### EXERCISE DETAILS
Please return the full listing below without altering anything.

# # # # # # #

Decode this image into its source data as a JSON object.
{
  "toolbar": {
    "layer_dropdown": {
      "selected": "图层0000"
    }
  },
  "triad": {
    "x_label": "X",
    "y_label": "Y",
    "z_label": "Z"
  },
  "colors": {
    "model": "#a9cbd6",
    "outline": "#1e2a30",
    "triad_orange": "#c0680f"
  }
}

# # # # # # #

### WORKED SOLUTION
Decode this image into its source data as a JSON object.
{
  "toolbar": {
    "layer_dropdown": {
      "selected": "图层0000"
    }
  },
  "triad": {
    "x_label": "X",
    "y_label": "Y",
    "z_label": "Z"
  },
  "colors": {
    "model": "#a9cbd6",
    "outline": "#1e2a30",
    "triad_orange": "#c0680f"
  }
}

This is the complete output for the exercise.